▸ **Set task**: Return the records word for word. Any pictures in them are not part of the copy.

▸ **Data listing**:
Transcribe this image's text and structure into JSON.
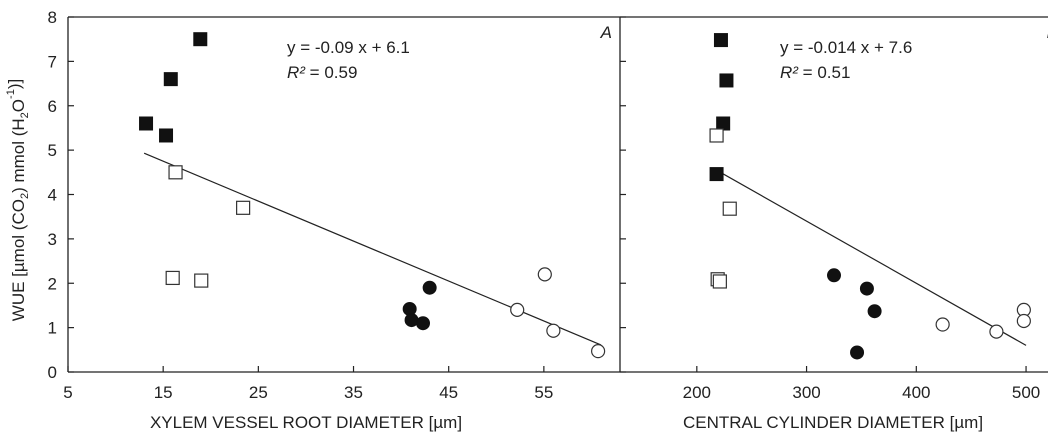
{
  "chart_data": [
    {
      "type": "scatter",
      "panel_label": "A",
      "title": "",
      "xlabel": "XYLEM VESSEL ROOT DIAMETER [µm]",
      "ylabel": "WUE [µmol (CO2) mmol (H2O-1)]",
      "xlim": [
        5,
        63
      ],
      "ylim": [
        0,
        8
      ],
      "xticks": [
        5,
        15,
        25,
        35,
        45,
        55
      ],
      "yticks": [
        0,
        1,
        2,
        3,
        4,
        5,
        6,
        7,
        8
      ],
      "regression": {
        "slope": -0.09,
        "intercept": 6.1,
        "x_range": [
          13,
          61
        ]
      },
      "equation": "y = -0.09 x + 6.1",
      "r2_label": "R²",
      "r2_value": "= 0.59",
      "series": [
        {
          "marker": "filled-square",
          "points": [
            [
              13.2,
              5.6
            ],
            [
              15.3,
              5.33
            ],
            [
              15.8,
              6.6
            ],
            [
              18.9,
              7.5
            ]
          ]
        },
        {
          "marker": "open-square",
          "points": [
            [
              16.3,
              4.5
            ],
            [
              23.4,
              3.7
            ],
            [
              16.0,
              2.12
            ],
            [
              19.0,
              2.06
            ]
          ]
        },
        {
          "marker": "filled-circle",
          "points": [
            [
              40.9,
              1.42
            ],
            [
              41.1,
              1.17
            ],
            [
              42.3,
              1.1
            ],
            [
              43.0,
              1.9
            ]
          ]
        },
        {
          "marker": "open-circle",
          "points": [
            [
              52.2,
              1.4
            ],
            [
              55.1,
              2.2
            ],
            [
              56.0,
              0.93
            ],
            [
              60.7,
              0.47
            ]
          ]
        }
      ]
    },
    {
      "type": "scatter",
      "panel_label": "B",
      "title": "",
      "xlabel": "CENTRAL CYLINDER DIAMETER [µm]",
      "ylabel": "",
      "xlim": [
        130,
        520
      ],
      "ylim": [
        0,
        8
      ],
      "xticks": [
        200,
        300,
        400,
        500
      ],
      "yticks": [],
      "regression": {
        "slope": -0.014,
        "intercept": 7.6,
        "x_range": [
          215,
          500
        ]
      },
      "equation": "y = -0.014 x + 7.6",
      "r2_label": "R²",
      "r2_value": "= 0.51",
      "series": [
        {
          "marker": "filled-square",
          "points": [
            [
              222,
              7.48
            ],
            [
              227,
              6.57
            ],
            [
              224,
              5.6
            ],
            [
              218,
              4.46
            ]
          ]
        },
        {
          "marker": "open-square",
          "points": [
            [
              218,
              5.33
            ],
            [
              230,
              3.68
            ],
            [
              219,
              2.09
            ],
            [
              221,
              2.04
            ]
          ]
        },
        {
          "marker": "filled-circle",
          "points": [
            [
              325,
              2.18
            ],
            [
              355,
              1.88
            ],
            [
              362,
              1.37
            ],
            [
              346,
              0.44
            ]
          ]
        },
        {
          "marker": "open-circle",
          "points": [
            [
              424,
              1.07
            ],
            [
              473,
              0.91
            ],
            [
              498,
              1.4
            ],
            [
              498,
              1.15
            ]
          ]
        }
      ]
    }
  ]
}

▸ **Result**:
Transcribe this image's text and structure into JSON.
{
  "chart_data": [
    {
      "type": "scatter",
      "panel_label": "A",
      "title": "",
      "xlabel": "XYLEM VESSEL ROOT DIAMETER [µm]",
      "ylabel": "WUE [µmol (CO2) mmol (H2O-1)]",
      "xlim": [
        5,
        63
      ],
      "ylim": [
        0,
        8
      ],
      "xticks": [
        5,
        15,
        25,
        35,
        45,
        55
      ],
      "yticks": [
        0,
        1,
        2,
        3,
        4,
        5,
        6,
        7,
        8
      ],
      "regression": {
        "slope": -0.09,
        "intercept": 6.1,
        "x_range": [
          13,
          61
        ]
      },
      "equation": "y = -0.09 x + 6.1",
      "r2_label": "R²",
      "r2_value": "= 0.59",
      "series": [
        {
          "marker": "filled-square",
          "points": [
            [
              13.2,
              5.6
            ],
            [
              15.3,
              5.33
            ],
            [
              15.8,
              6.6
            ],
            [
              18.9,
              7.5
            ]
          ]
        },
        {
          "marker": "open-square",
          "points": [
            [
              16.3,
              4.5
            ],
            [
              23.4,
              3.7
            ],
            [
              16.0,
              2.12
            ],
            [
              19.0,
              2.06
            ]
          ]
        },
        {
          "marker": "filled-circle",
          "points": [
            [
              40.9,
              1.42
            ],
            [
              41.1,
              1.17
            ],
            [
              42.3,
              1.1
            ],
            [
              43.0,
              1.9
            ]
          ]
        },
        {
          "marker": "open-circle",
          "points": [
            [
              52.2,
              1.4
            ],
            [
              55.1,
              2.2
            ],
            [
              56.0,
              0.93
            ],
            [
              60.7,
              0.47
            ]
          ]
        }
      ]
    },
    {
      "type": "scatter",
      "panel_label": "B",
      "title": "",
      "xlabel": "CENTRAL CYLINDER DIAMETER [µm]",
      "ylabel": "",
      "xlim": [
        130,
        520
      ],
      "ylim": [
        0,
        8
      ],
      "xticks": [
        200,
        300,
        400,
        500
      ],
      "yticks": [],
      "regression": {
        "slope": -0.014,
        "intercept": 7.6,
        "x_range": [
          215,
          500
        ]
      },
      "equation": "y = -0.014 x + 7.6",
      "r2_label": "R²",
      "r2_value": "= 0.51",
      "series": [
        {
          "marker": "filled-square",
          "points": [
            [
              222,
              7.48
            ],
            [
              227,
              6.57
            ],
            [
              224,
              5.6
            ],
            [
              218,
              4.46
            ]
          ]
        },
        {
          "marker": "open-square",
          "points": [
            [
              218,
              5.33
            ],
            [
              230,
              3.68
            ],
            [
              219,
              2.09
            ],
            [
              221,
              2.04
            ]
          ]
        },
        {
          "marker": "filled-circle",
          "points": [
            [
              325,
              2.18
            ],
            [
              355,
              1.88
            ],
            [
              362,
              1.37
            ],
            [
              346,
              0.44
            ]
          ]
        },
        {
          "marker": "open-circle",
          "points": [
            [
              424,
              1.07
            ],
            [
              473,
              0.91
            ],
            [
              498,
              1.4
            ],
            [
              498,
              1.15
            ]
          ]
        }
      ]
    }
  ]
}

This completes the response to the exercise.